**WHAT IS NEEDED**
Below is a listing to transcribe in full and exactly; keep the pictures out.

**MATERIAL FOR THIS EXERCISE**
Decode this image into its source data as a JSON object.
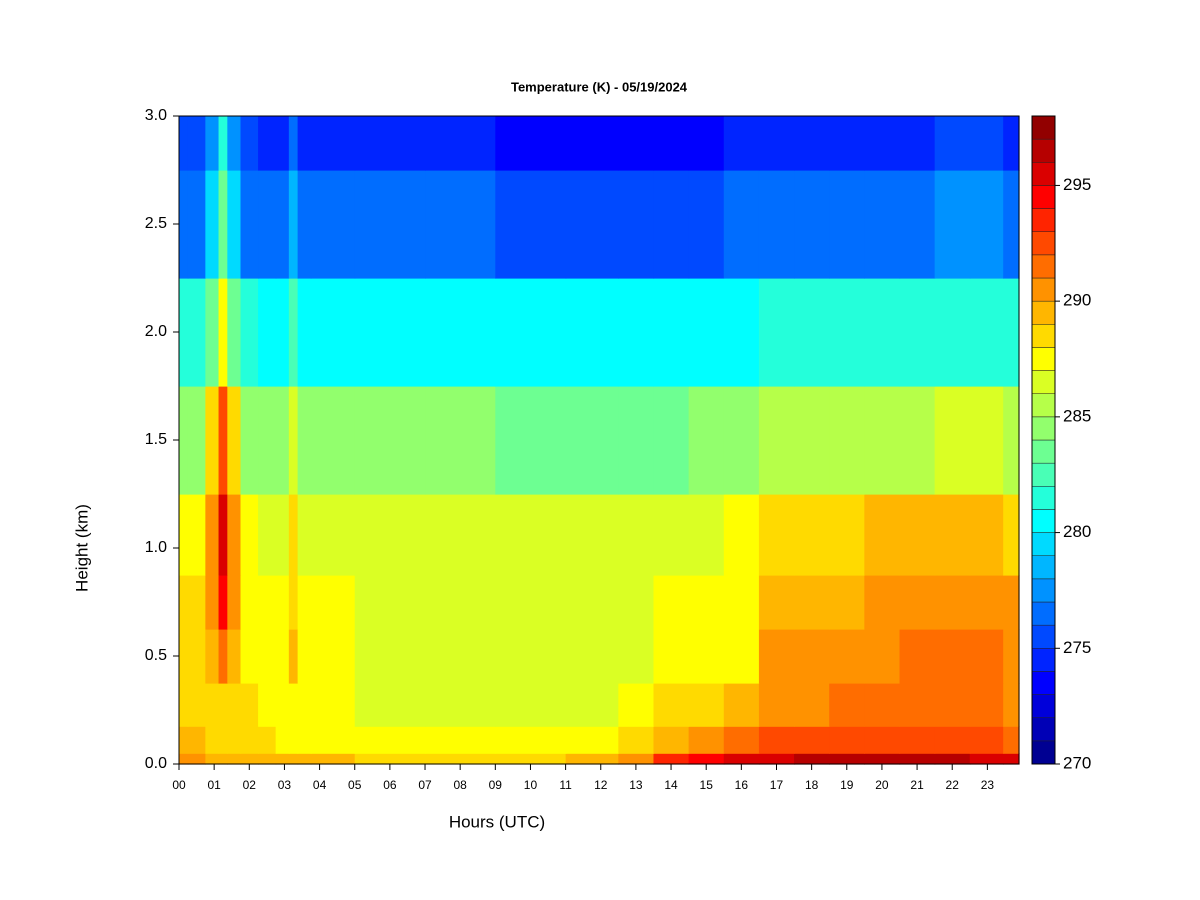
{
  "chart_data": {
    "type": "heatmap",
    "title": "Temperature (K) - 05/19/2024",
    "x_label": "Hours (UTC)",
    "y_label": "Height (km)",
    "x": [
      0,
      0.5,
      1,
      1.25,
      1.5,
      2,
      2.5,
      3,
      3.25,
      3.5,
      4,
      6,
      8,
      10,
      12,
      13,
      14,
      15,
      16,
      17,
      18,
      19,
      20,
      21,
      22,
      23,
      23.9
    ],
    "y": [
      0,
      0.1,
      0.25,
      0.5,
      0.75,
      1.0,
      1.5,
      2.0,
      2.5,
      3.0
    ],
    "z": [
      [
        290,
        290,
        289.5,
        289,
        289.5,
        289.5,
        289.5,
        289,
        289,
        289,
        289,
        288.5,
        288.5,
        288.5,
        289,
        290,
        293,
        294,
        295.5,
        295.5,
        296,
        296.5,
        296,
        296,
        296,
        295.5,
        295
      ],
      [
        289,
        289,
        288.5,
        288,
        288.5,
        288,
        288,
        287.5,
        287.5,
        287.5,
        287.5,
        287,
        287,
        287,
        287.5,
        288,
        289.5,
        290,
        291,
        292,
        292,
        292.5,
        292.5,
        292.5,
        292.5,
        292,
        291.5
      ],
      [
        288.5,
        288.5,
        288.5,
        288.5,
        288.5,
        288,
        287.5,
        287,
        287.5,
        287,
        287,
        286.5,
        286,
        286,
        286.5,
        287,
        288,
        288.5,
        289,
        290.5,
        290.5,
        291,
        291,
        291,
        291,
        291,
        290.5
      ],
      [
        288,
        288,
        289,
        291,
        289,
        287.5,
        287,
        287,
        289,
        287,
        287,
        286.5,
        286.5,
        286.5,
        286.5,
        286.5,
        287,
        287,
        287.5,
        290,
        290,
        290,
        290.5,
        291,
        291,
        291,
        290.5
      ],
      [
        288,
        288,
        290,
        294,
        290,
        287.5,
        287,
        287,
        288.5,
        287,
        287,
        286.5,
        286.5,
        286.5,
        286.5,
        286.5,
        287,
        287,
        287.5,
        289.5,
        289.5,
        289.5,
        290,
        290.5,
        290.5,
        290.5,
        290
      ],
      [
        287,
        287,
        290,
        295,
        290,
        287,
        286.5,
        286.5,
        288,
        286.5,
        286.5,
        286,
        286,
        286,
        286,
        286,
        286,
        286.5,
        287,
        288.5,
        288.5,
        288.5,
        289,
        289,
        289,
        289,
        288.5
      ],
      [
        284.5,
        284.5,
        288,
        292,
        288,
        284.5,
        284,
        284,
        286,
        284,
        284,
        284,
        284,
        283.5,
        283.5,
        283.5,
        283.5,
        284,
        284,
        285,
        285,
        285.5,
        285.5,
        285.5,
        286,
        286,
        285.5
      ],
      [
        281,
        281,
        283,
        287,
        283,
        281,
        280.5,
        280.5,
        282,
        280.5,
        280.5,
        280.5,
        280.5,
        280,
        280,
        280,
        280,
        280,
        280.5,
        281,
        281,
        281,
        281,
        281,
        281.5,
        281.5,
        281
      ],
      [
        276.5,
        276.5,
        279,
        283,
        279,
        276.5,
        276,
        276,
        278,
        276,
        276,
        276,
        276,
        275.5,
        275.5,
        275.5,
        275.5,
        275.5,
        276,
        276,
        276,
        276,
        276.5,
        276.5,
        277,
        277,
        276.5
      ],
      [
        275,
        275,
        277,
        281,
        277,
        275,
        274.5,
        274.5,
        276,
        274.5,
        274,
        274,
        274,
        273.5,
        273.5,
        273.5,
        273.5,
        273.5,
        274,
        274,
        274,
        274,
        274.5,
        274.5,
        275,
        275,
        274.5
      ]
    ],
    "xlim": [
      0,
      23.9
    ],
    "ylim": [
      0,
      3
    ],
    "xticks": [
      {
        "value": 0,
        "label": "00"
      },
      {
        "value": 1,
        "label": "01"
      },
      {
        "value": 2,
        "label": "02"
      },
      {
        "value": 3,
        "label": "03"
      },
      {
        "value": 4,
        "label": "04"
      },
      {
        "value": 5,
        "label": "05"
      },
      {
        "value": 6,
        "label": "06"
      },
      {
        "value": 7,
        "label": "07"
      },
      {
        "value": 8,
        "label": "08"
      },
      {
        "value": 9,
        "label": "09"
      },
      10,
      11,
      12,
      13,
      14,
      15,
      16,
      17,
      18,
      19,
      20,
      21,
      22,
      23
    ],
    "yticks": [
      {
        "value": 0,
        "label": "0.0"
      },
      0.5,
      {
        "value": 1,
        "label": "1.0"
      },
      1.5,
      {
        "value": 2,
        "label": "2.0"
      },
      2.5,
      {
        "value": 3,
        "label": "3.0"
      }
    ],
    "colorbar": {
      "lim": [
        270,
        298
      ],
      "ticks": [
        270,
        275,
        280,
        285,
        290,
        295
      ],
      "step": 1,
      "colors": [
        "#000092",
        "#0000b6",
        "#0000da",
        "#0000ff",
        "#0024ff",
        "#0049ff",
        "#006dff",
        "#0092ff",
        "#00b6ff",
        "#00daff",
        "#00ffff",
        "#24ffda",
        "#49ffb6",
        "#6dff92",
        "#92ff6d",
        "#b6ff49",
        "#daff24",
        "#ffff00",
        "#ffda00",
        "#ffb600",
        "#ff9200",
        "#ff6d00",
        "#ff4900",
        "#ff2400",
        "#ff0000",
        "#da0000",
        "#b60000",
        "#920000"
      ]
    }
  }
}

**COMPLETED TASK**
Decode this image into its source data as a JSON object.
{
  "chart_data": {
    "type": "heatmap",
    "title": "Temperature (K) - 05/19/2024",
    "x_label": "Hours (UTC)",
    "y_label": "Height (km)",
    "x": [
      0,
      0.5,
      1,
      1.25,
      1.5,
      2,
      2.5,
      3,
      3.25,
      3.5,
      4,
      6,
      8,
      10,
      12,
      13,
      14,
      15,
      16,
      17,
      18,
      19,
      20,
      21,
      22,
      23,
      23.9
    ],
    "y": [
      0,
      0.1,
      0.25,
      0.5,
      0.75,
      1.0,
      1.5,
      2.0,
      2.5,
      3.0
    ],
    "z": [
      [
        290,
        290,
        289.5,
        289,
        289.5,
        289.5,
        289.5,
        289,
        289,
        289,
        289,
        288.5,
        288.5,
        288.5,
        289,
        290,
        293,
        294,
        295.5,
        295.5,
        296,
        296.5,
        296,
        296,
        296,
        295.5,
        295
      ],
      [
        289,
        289,
        288.5,
        288,
        288.5,
        288,
        288,
        287.5,
        287.5,
        287.5,
        287.5,
        287,
        287,
        287,
        287.5,
        288,
        289.5,
        290,
        291,
        292,
        292,
        292.5,
        292.5,
        292.5,
        292.5,
        292,
        291.5
      ],
      [
        288.5,
        288.5,
        288.5,
        288.5,
        288.5,
        288,
        287.5,
        287,
        287.5,
        287,
        287,
        286.5,
        286,
        286,
        286.5,
        287,
        288,
        288.5,
        289,
        290.5,
        290.5,
        291,
        291,
        291,
        291,
        291,
        290.5
      ],
      [
        288,
        288,
        289,
        291,
        289,
        287.5,
        287,
        287,
        289,
        287,
        287,
        286.5,
        286.5,
        286.5,
        286.5,
        286.5,
        287,
        287,
        287.5,
        290,
        290,
        290,
        290.5,
        291,
        291,
        291,
        290.5
      ],
      [
        288,
        288,
        290,
        294,
        290,
        287.5,
        287,
        287,
        288.5,
        287,
        287,
        286.5,
        286.5,
        286.5,
        286.5,
        286.5,
        287,
        287,
        287.5,
        289.5,
        289.5,
        289.5,
        290,
        290.5,
        290.5,
        290.5,
        290
      ],
      [
        287,
        287,
        290,
        295,
        290,
        287,
        286.5,
        286.5,
        288,
        286.5,
        286.5,
        286,
        286,
        286,
        286,
        286,
        286,
        286.5,
        287,
        288.5,
        288.5,
        288.5,
        289,
        289,
        289,
        289,
        288.5
      ],
      [
        284.5,
        284.5,
        288,
        292,
        288,
        284.5,
        284,
        284,
        286,
        284,
        284,
        284,
        284,
        283.5,
        283.5,
        283.5,
        283.5,
        284,
        284,
        285,
        285,
        285.5,
        285.5,
        285.5,
        286,
        286,
        285.5
      ],
      [
        281,
        281,
        283,
        287,
        283,
        281,
        280.5,
        280.5,
        282,
        280.5,
        280.5,
        280.5,
        280.5,
        280,
        280,
        280,
        280,
        280,
        280.5,
        281,
        281,
        281,
        281,
        281,
        281.5,
        281.5,
        281
      ],
      [
        276.5,
        276.5,
        279,
        283,
        279,
        276.5,
        276,
        276,
        278,
        276,
        276,
        276,
        276,
        275.5,
        275.5,
        275.5,
        275.5,
        275.5,
        276,
        276,
        276,
        276,
        276.5,
        276.5,
        277,
        277,
        276.5
      ],
      [
        275,
        275,
        277,
        281,
        277,
        275,
        274.5,
        274.5,
        276,
        274.5,
        274,
        274,
        274,
        273.5,
        273.5,
        273.5,
        273.5,
        273.5,
        274,
        274,
        274,
        274,
        274.5,
        274.5,
        275,
        275,
        274.5
      ]
    ],
    "xlim": [
      0,
      23.9
    ],
    "ylim": [
      0,
      3
    ],
    "xticks": [
      {
        "value": 0,
        "label": "00"
      },
      {
        "value": 1,
        "label": "01"
      },
      {
        "value": 2,
        "label": "02"
      },
      {
        "value": 3,
        "label": "03"
      },
      {
        "value": 4,
        "label": "04"
      },
      {
        "value": 5,
        "label": "05"
      },
      {
        "value": 6,
        "label": "06"
      },
      {
        "value": 7,
        "label": "07"
      },
      {
        "value": 8,
        "label": "08"
      },
      {
        "value": 9,
        "label": "09"
      },
      10,
      11,
      12,
      13,
      14,
      15,
      16,
      17,
      18,
      19,
      20,
      21,
      22,
      23
    ],
    "yticks": [
      {
        "value": 0,
        "label": "0.0"
      },
      0.5,
      {
        "value": 1,
        "label": "1.0"
      },
      1.5,
      {
        "value": 2,
        "label": "2.0"
      },
      2.5,
      {
        "value": 3,
        "label": "3.0"
      }
    ],
    "colorbar": {
      "lim": [
        270,
        298
      ],
      "ticks": [
        270,
        275,
        280,
        285,
        290,
        295
      ],
      "step": 1,
      "colors": [
        "#000092",
        "#0000b6",
        "#0000da",
        "#0000ff",
        "#0024ff",
        "#0049ff",
        "#006dff",
        "#0092ff",
        "#00b6ff",
        "#00daff",
        "#00ffff",
        "#24ffda",
        "#49ffb6",
        "#6dff92",
        "#92ff6d",
        "#b6ff49",
        "#daff24",
        "#ffff00",
        "#ffda00",
        "#ffb600",
        "#ff9200",
        "#ff6d00",
        "#ff4900",
        "#ff2400",
        "#ff0000",
        "#da0000",
        "#b60000",
        "#920000"
      ]
    }
  }
}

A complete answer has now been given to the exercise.